#### [SHORT PROBLEM]
From the data that follows, copy every line holding the string "photo".
---*---
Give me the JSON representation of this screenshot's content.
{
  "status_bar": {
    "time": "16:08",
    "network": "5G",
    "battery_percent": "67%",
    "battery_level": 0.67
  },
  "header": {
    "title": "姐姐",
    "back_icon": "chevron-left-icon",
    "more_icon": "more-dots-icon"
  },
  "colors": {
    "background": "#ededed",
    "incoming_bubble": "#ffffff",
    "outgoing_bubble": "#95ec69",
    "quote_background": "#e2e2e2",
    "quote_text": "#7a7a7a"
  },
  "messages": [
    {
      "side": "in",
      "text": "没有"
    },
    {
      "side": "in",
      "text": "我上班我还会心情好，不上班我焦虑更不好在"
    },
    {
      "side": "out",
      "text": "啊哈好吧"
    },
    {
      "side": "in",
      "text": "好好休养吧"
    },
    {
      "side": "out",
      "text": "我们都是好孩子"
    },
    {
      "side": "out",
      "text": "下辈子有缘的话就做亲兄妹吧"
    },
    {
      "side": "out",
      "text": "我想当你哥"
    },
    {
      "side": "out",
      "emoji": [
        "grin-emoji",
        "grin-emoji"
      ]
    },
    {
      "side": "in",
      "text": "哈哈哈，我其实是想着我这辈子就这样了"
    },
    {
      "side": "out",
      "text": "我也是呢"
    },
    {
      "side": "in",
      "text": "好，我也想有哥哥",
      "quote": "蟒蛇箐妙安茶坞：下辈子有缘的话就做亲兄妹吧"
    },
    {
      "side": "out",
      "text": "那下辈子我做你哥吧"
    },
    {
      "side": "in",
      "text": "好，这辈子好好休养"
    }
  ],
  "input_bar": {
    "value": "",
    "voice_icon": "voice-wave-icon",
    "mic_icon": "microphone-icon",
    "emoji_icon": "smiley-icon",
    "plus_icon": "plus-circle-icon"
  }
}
---*---
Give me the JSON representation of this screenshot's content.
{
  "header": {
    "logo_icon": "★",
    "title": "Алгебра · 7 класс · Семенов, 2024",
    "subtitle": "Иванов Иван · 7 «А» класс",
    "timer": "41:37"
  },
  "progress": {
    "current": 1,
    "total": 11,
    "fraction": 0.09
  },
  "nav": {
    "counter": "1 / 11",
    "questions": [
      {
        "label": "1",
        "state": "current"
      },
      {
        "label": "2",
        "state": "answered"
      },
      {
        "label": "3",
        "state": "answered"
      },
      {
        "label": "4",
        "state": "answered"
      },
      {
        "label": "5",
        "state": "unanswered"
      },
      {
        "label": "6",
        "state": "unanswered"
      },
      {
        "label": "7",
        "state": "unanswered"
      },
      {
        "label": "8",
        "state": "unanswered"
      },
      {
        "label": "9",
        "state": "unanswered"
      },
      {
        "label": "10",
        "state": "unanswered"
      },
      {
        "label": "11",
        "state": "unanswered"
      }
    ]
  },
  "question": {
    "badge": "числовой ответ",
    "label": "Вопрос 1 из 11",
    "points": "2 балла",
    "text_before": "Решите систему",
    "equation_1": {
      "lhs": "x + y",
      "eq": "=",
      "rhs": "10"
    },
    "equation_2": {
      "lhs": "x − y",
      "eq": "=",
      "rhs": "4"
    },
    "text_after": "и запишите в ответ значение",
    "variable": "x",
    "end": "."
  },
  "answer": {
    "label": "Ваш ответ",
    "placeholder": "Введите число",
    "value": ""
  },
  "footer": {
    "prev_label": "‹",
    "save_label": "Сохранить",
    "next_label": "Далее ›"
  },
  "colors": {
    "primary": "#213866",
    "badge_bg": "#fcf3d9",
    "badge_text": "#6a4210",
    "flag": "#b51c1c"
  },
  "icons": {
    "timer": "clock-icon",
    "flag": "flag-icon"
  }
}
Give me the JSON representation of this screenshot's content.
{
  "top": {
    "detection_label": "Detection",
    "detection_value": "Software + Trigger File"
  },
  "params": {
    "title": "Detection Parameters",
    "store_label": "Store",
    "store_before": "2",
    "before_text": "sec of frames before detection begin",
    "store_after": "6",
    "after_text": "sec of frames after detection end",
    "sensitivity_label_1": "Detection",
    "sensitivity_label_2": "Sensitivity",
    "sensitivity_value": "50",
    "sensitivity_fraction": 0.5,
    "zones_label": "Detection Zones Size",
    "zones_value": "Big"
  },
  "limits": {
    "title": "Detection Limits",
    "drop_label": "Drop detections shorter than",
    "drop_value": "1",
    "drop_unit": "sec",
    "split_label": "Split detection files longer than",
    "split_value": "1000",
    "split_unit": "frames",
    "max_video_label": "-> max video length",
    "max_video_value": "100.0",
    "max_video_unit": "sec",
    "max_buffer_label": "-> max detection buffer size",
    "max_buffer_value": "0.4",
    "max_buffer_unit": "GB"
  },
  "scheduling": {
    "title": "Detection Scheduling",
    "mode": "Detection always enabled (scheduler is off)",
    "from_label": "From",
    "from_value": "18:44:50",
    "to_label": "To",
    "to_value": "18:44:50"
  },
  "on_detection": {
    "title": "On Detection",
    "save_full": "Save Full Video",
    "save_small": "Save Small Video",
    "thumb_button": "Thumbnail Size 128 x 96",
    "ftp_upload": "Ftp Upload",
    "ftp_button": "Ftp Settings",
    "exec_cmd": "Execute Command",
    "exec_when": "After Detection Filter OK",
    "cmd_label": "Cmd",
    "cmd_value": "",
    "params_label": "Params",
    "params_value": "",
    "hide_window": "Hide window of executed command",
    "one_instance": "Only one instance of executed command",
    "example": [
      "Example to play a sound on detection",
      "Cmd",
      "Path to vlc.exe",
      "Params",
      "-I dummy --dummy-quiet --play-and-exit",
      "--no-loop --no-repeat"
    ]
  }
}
---*---
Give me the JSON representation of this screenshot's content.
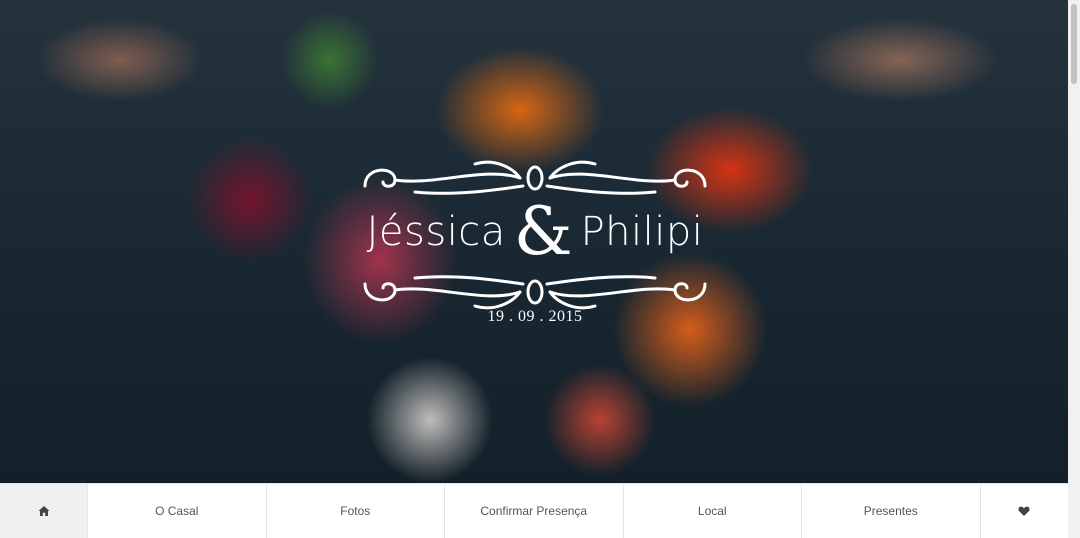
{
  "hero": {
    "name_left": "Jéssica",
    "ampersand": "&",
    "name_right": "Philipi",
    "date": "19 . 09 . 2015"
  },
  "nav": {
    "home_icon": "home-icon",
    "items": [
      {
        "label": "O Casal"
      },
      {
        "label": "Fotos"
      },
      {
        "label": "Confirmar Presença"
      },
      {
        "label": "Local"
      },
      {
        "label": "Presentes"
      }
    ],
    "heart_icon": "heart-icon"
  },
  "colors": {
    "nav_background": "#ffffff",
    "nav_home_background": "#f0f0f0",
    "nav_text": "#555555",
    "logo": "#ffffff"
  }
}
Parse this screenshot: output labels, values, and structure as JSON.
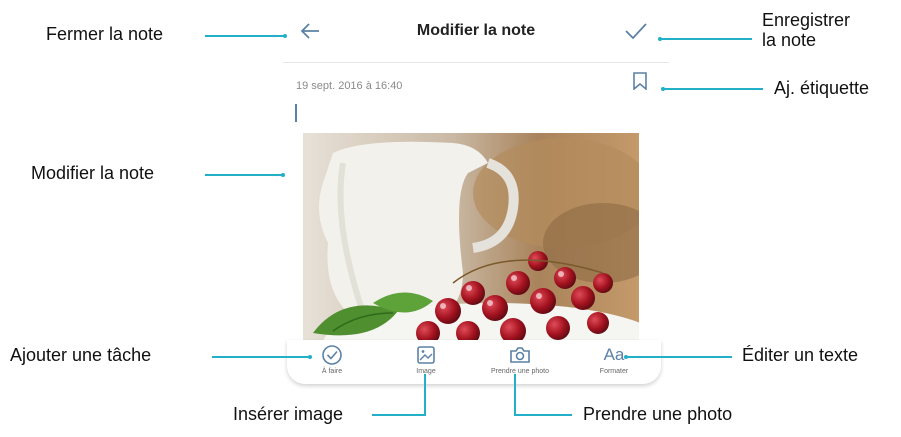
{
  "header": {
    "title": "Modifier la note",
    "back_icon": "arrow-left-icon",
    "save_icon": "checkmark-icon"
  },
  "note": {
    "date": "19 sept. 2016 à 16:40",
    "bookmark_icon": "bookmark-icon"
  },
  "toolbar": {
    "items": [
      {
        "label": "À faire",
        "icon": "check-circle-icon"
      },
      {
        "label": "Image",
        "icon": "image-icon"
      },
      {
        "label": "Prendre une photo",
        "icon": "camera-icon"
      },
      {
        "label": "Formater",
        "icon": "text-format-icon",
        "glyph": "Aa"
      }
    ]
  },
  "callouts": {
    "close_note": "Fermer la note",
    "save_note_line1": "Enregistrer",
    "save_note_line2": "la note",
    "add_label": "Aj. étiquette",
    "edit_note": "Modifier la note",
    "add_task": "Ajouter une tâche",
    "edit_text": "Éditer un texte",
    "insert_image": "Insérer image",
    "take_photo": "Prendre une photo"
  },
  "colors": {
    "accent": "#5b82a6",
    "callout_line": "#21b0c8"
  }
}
---*---
#### [ANSWER TO THE EXERCISE]
        "label": "Prendre une photo",
    "take_photo": "Prendre une photo"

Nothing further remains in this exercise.